Find each line containing the word "Warsaw" and report how many there are. Add nothing else.
+++++
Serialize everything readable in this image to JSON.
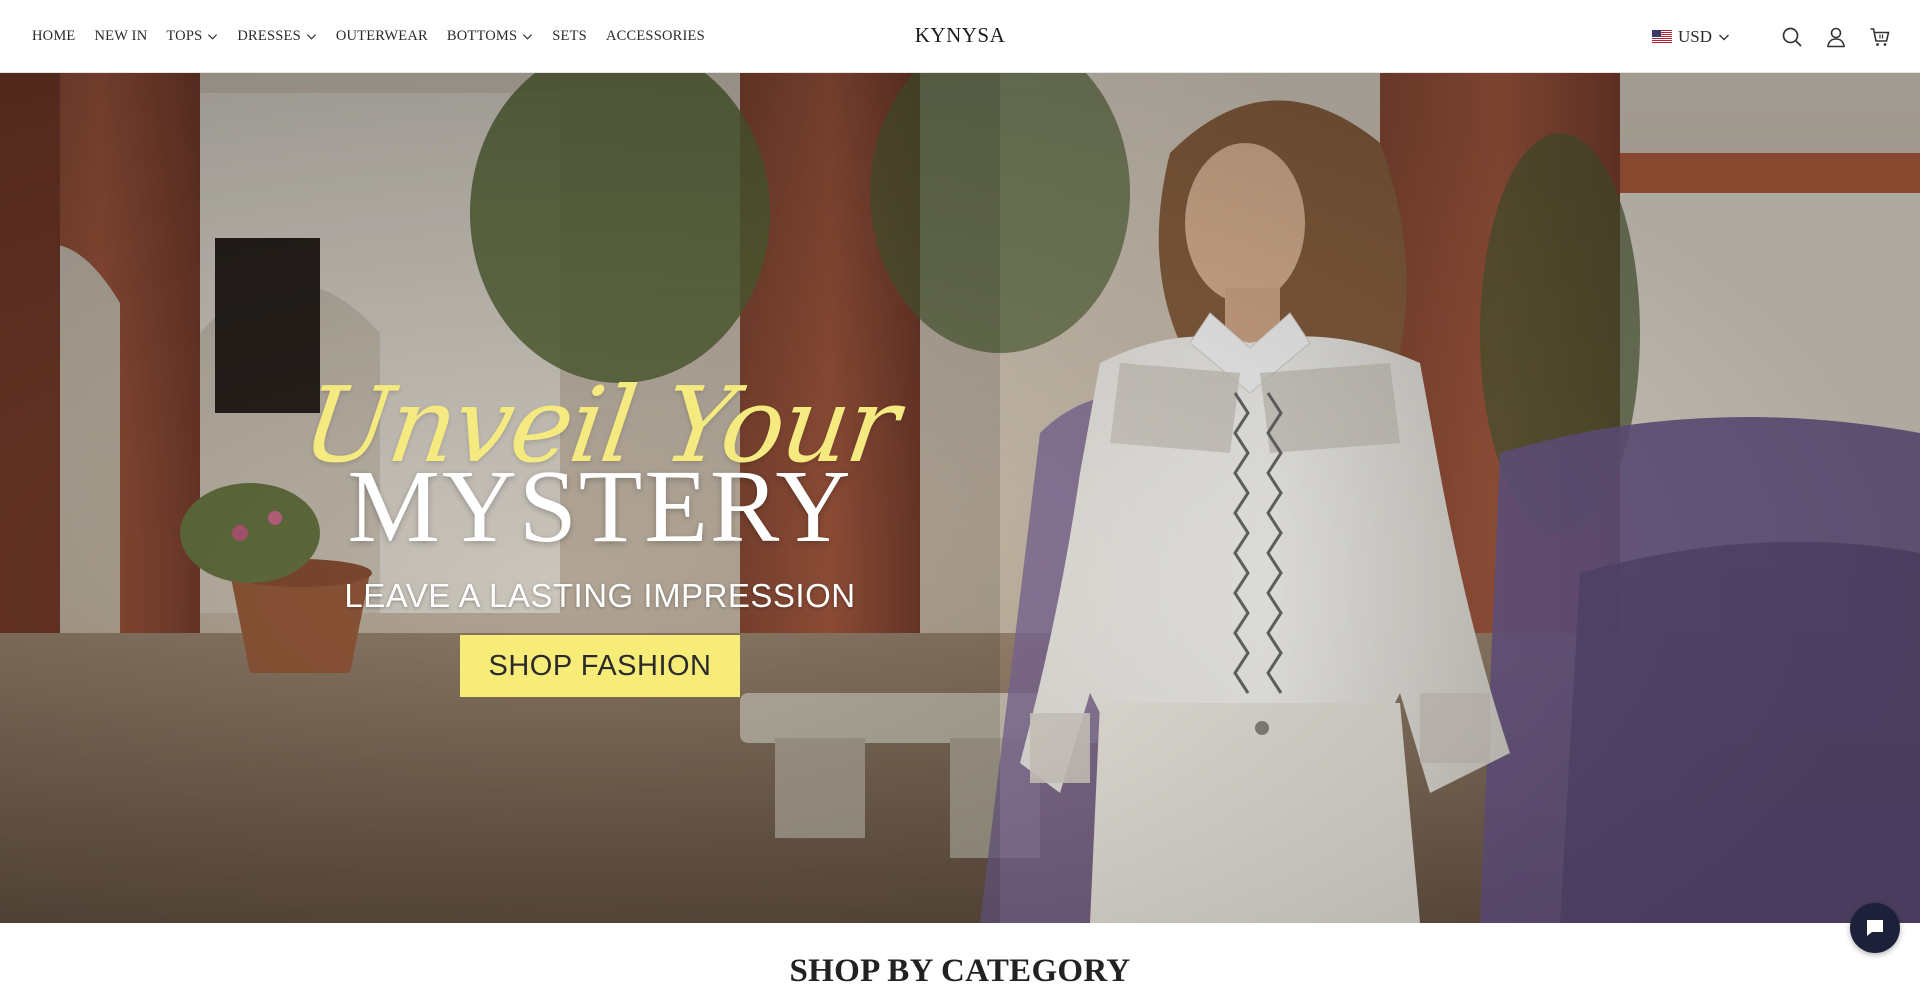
{
  "header": {
    "logo": "KYNYSA",
    "nav": [
      {
        "label": "HOME",
        "dropdown": false
      },
      {
        "label": "NEW IN",
        "dropdown": false
      },
      {
        "label": "TOPS",
        "dropdown": true
      },
      {
        "label": "DRESSES",
        "dropdown": true
      },
      {
        "label": "OUTERWEAR",
        "dropdown": false
      },
      {
        "label": "BOTTOMS",
        "dropdown": true
      },
      {
        "label": "SETS",
        "dropdown": false
      },
      {
        "label": "ACCESSORIES",
        "dropdown": false
      }
    ],
    "currency": "USD",
    "icons": [
      "search-icon",
      "account-icon",
      "cart-icon"
    ]
  },
  "hero": {
    "script_line": "Unveil Your",
    "headline": "MYSTERY",
    "tagline": "LEAVE A LASTING IMPRESSION",
    "cta_label": "SHOP FASHION"
  },
  "sections": {
    "category_title": "SHOP BY CATEGORY"
  },
  "colors": {
    "accent_yellow": "#f8ec79",
    "script_yellow": "#f4ea80",
    "chat_bubble": "#1c2038"
  }
}
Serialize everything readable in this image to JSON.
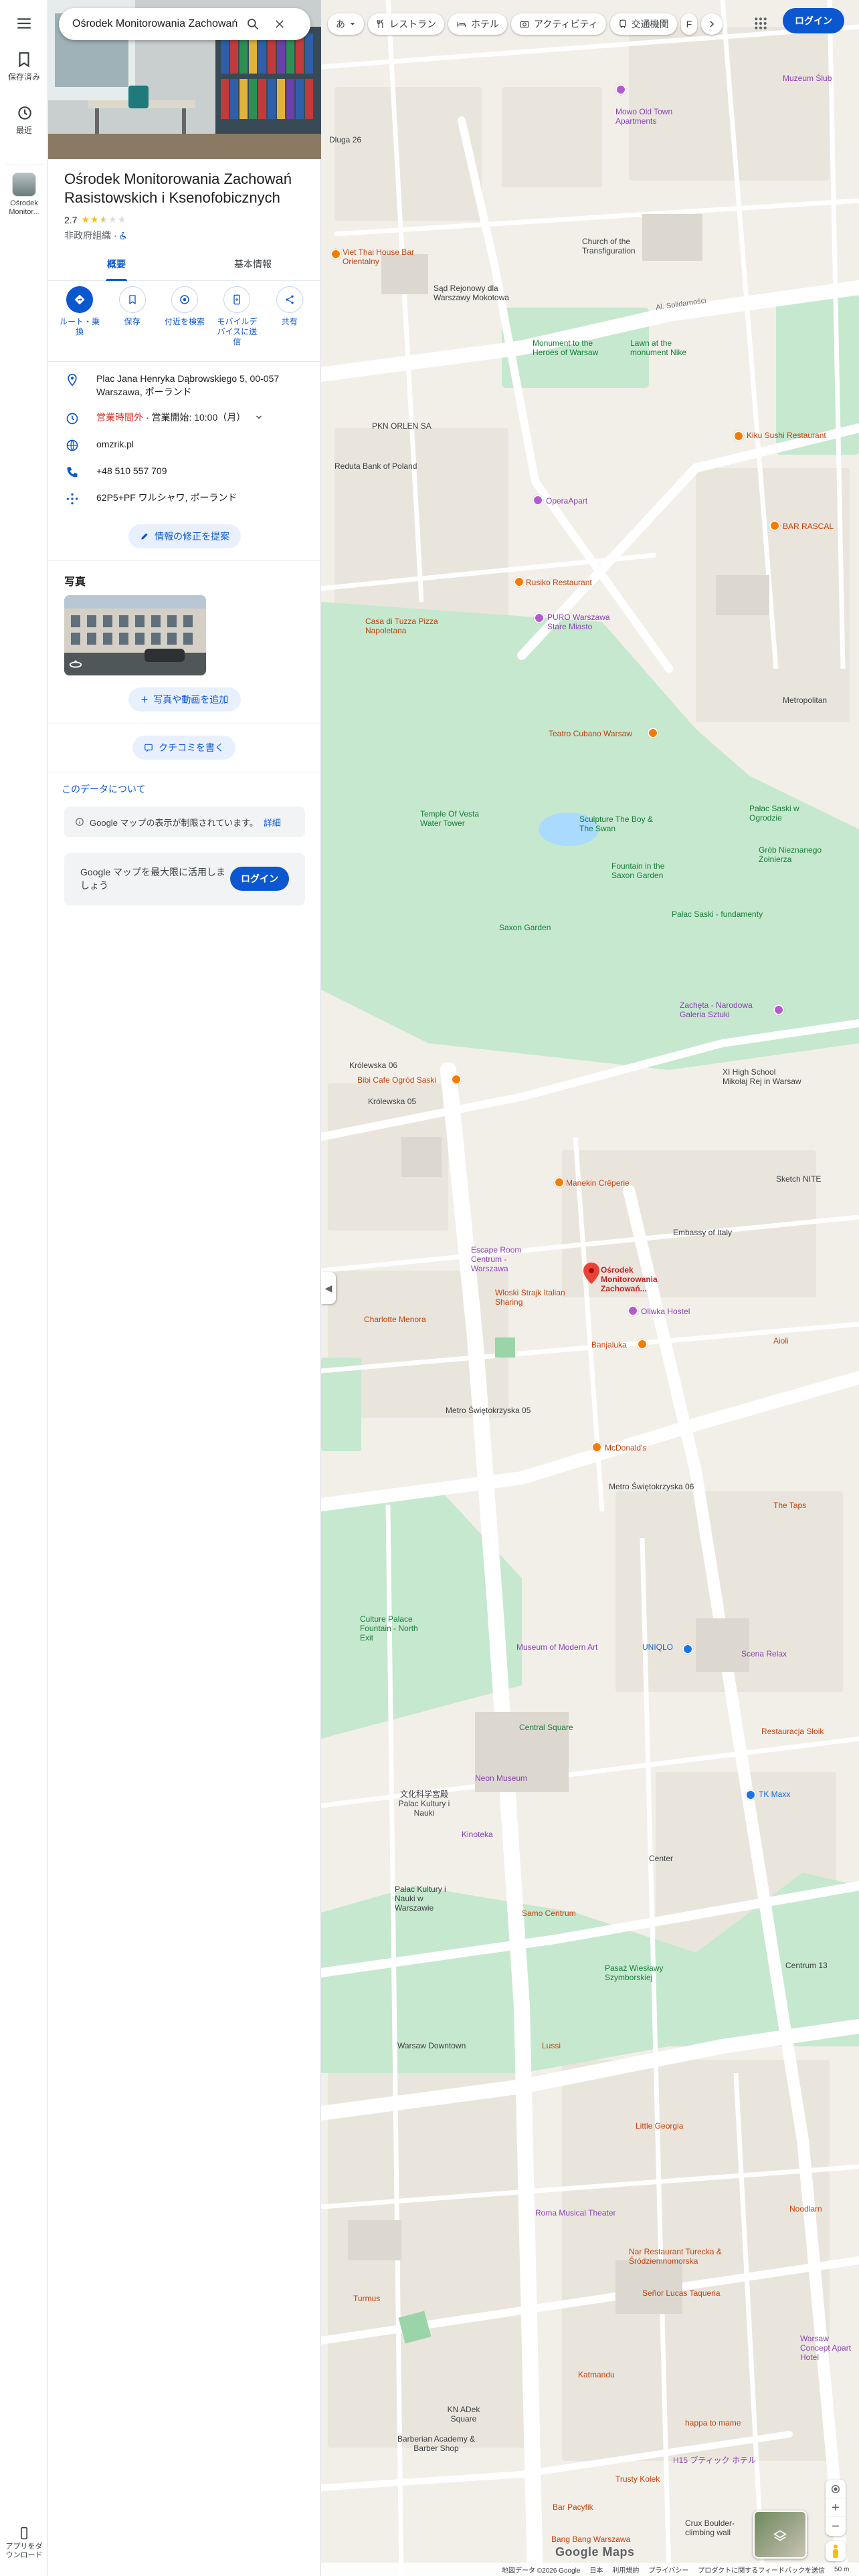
{
  "search": {
    "value": "Ośrodek Monitorowania Zachowań R"
  },
  "rail": {
    "saved": "保存済み",
    "recent": "最近",
    "place_short": "Ośrodek Monitor...",
    "get_app": "アプリをダウンロード"
  },
  "place": {
    "title": "Ośrodek Monitorowania Zachowań Rasistowskich i Ksenofobicznych",
    "rating": "2.7",
    "stars_filled": 2.5,
    "category": "非政府組織 · ",
    "accessibility_icon": "wheelchair-icon"
  },
  "tabs": [
    {
      "label": "概要"
    },
    {
      "label": "基本情報"
    }
  ],
  "actions": [
    {
      "label": "ルート・乗換",
      "icon": "directions-icon"
    },
    {
      "label": "保存",
      "icon": "bookmark-icon"
    },
    {
      "label": "付近を検索",
      "icon": "nearby-icon"
    },
    {
      "label": "モバイルデバイスに送信",
      "icon": "send-to-phone-icon"
    },
    {
      "label": "共有",
      "icon": "share-icon"
    }
  ],
  "info": {
    "address": "Plac Jana Henryka Dąbrowskiego 5, 00-057 Warszawa, ポーランド",
    "hours_status": "営業時間外",
    "hours_next": " · 営業開始: 10:00（月）",
    "website": "omzrik.pl",
    "phone": "+48 510 557 709",
    "plus_code": "62P5+PF ワルシャワ, ポーランド"
  },
  "buttons": {
    "suggest_edit": "情報の修正を提案",
    "add_photo": "写真や動画を追加",
    "write_review": "クチコミを書く",
    "login": "ログイン"
  },
  "photos": {
    "heading": "写真"
  },
  "about_data": "このデータについて",
  "notice": {
    "text": "Google マップの表示が制限されています。",
    "link": "詳細"
  },
  "login_card": {
    "text": "Google マップを最大限に活用しましょう"
  },
  "chips": [
    {
      "label": "あ",
      "icon": "input-tools-icon"
    },
    {
      "label": "レストラン",
      "icon": "restaurant-icon"
    },
    {
      "label": "ホテル",
      "icon": "hotel-icon"
    },
    {
      "label": "アクティビティ",
      "icon": "camera-icon"
    },
    {
      "label": "交通機関",
      "icon": "transit-icon"
    },
    {
      "label": "F",
      "icon": "pharmacy-icon"
    }
  ],
  "map": {
    "labels": [
      {
        "t": "Mowo Old Town Apartments",
        "c": "poi-purple"
      },
      {
        "t": "Muzeum Ślub",
        "c": "poi-purple"
      },
      {
        "t": "Dluga 26",
        "c": "poi-gray"
      },
      {
        "t": "Church of the Transfiguration",
        "c": "poi-gray"
      },
      {
        "t": "Viet Thai House Bar Orientalny",
        "c": "poi-orange"
      },
      {
        "t": "Sąd Rejonowy dla Warszawy Mokotowa",
        "c": "poi-gray"
      },
      {
        "t": "Al. Solidarności",
        "c": "street"
      },
      {
        "t": "Monument to the Heroes of Warsaw",
        "c": "poi-green"
      },
      {
        "t": "Lawn at the monument Nike",
        "c": "poi-green"
      },
      {
        "t": "PKN ORLEN SA",
        "c": "poi-gray"
      },
      {
        "t": "Kiku Sushi Restaurant",
        "c": "poi-orange"
      },
      {
        "t": "Reduta Bank of Poland",
        "c": "poi-gray"
      },
      {
        "t": "OperaApart",
        "c": "poi-purple"
      },
      {
        "t": "BAR RASCAL",
        "c": "poi-orange"
      },
      {
        "t": "Rusiko Restaurant",
        "c": "poi-orange"
      },
      {
        "t": "PURO Warszawa Stare Miasto",
        "c": "poi-purple"
      },
      {
        "t": "Casa di Tuzza Pizza Napoletana",
        "c": "poi-orange"
      },
      {
        "t": "Metropolitan",
        "c": "poi-gray"
      },
      {
        "t": "Teatro Cubano Warsaw",
        "c": "poi-orange"
      },
      {
        "t": "Temple Of Vesta Water Tower",
        "c": "poi-green"
      },
      {
        "t": "Sculpture The Boy & The Swan",
        "c": "poi-green"
      },
      {
        "t": "Pałac Saski w Ogrodzie",
        "c": "poi-green"
      },
      {
        "t": "Fountain in the Saxon Garden",
        "c": "poi-green"
      },
      {
        "t": "Grób Nieznanego Żołnierza",
        "c": "poi-green"
      },
      {
        "t": "Saxon Garden",
        "c": "poi-green"
      },
      {
        "t": "Pałac Saski - fundamenty",
        "c": "poi-green"
      },
      {
        "t": "Zachęta - Narodowa Galeria Sztuki",
        "c": "poi-purple"
      },
      {
        "t": "Królewska 06",
        "c": "poi-gray"
      },
      {
        "t": "Bibi Cafe Ogród Saski",
        "c": "poi-orange"
      },
      {
        "t": "Królewska 05",
        "c": "poi-gray"
      },
      {
        "t": "XI High School Mikołaj Rej in Warsaw",
        "c": "poi-gray"
      },
      {
        "t": "Manekin Crêperie",
        "c": "poi-orange"
      },
      {
        "t": "Sketch NITE",
        "c": "poi-gray"
      },
      {
        "t": "Embassy of Italy",
        "c": "poi-gray"
      },
      {
        "t": "Escape Room Centrum - Warszawa",
        "c": "poi-purple"
      },
      {
        "t": "Ośrodek Monitorowania Zachowań...",
        "c": "poi-red"
      },
      {
        "t": "Wloski Strajk Italian Sharing",
        "c": "poi-orange"
      },
      {
        "t": "Oliwka Hostel",
        "c": "poi-purple"
      },
      {
        "t": "Charlotte Menora",
        "c": "poi-orange"
      },
      {
        "t": "Banjaluka",
        "c": "poi-orange"
      },
      {
        "t": "Aioli",
        "c": "poi-orange"
      },
      {
        "t": "Metro Świętokrzyska 05",
        "c": "poi-gray"
      },
      {
        "t": "McDonald's",
        "c": "poi-orange"
      },
      {
        "t": "Metro Świętokrzyska 06",
        "c": "poi-gray"
      },
      {
        "t": "The Taps",
        "c": "poi-orange"
      },
      {
        "t": "Culture Palace Fountain - North Exit",
        "c": "poi-green"
      },
      {
        "t": "Museum of Modern Art",
        "c": "poi-purple"
      },
      {
        "t": "UNIQLO",
        "c": "poi-blue"
      },
      {
        "t": "Scena Relax",
        "c": "poi-purple"
      },
      {
        "t": "Central Square",
        "c": "poi-green"
      },
      {
        "t": "Restauracja Słoik",
        "c": "poi-orange"
      },
      {
        "t": "Neon Museum",
        "c": "poi-purple"
      },
      {
        "t": "文化科学宮殿 Palac Kultury i Nauki",
        "c": "poi-gray"
      },
      {
        "t": "TK Maxx",
        "c": "poi-blue"
      },
      {
        "t": "Kinoteka",
        "c": "poi-purple"
      },
      {
        "t": "Center",
        "c": "poi-gray"
      },
      {
        "t": "Samo Centrum",
        "c": "poi-orange"
      },
      {
        "t": "Pałac Kultury i Nauki w Warszawie",
        "c": "poi-gray"
      },
      {
        "t": "Centrum 13",
        "c": "poi-gray"
      },
      {
        "t": "Pasaż Wiesławy Szymborskiej",
        "c": "poi-green"
      },
      {
        "t": "Warsaw Downtown",
        "c": "poi-gray"
      },
      {
        "t": "Lussi",
        "c": "poi-orange"
      },
      {
        "t": "Little Georgia",
        "c": "poi-orange"
      },
      {
        "t": "Roma Musical Theater",
        "c": "poi-purple"
      },
      {
        "t": "Noodlarn",
        "c": "poi-orange"
      },
      {
        "t": "Nar Restaurant Turecka & Śródziemnomorska",
        "c": "poi-orange"
      },
      {
        "t": "Señor Lucas Taqueria",
        "c": "poi-orange"
      },
      {
        "t": "Turmus",
        "c": "poi-orange"
      },
      {
        "t": "Warsaw Concept Apart Hotel",
        "c": "poi-purple"
      },
      {
        "t": "Katmandu",
        "c": "poi-orange"
      },
      {
        "t": "KN ADek Square",
        "c": "poi-gray"
      },
      {
        "t": "Barberian Academy & Barber Shop",
        "c": "poi-gray"
      },
      {
        "t": "happa to mame",
        "c": "poi-orange"
      },
      {
        "t": "H15 ブティック ホテル",
        "c": "poi-purple"
      },
      {
        "t": "Bar Pacyfik",
        "c": "poi-orange"
      },
      {
        "t": "Trusty Kolek",
        "c": "poi-orange"
      },
      {
        "t": "Crux Boulder-climbing wall",
        "c": "poi-gray"
      },
      {
        "t": "Bang Bang Warszawa",
        "c": "poi-orange"
      }
    ]
  },
  "footer": {
    "items": [
      "地図データ ©2026 Google",
      "日本",
      "利用規約",
      "プライバシー",
      "プロダクトに関するフィードバックを送信",
      "50 m"
    ],
    "logo": "Google Maps"
  }
}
+++++
- _Exercise output_: 5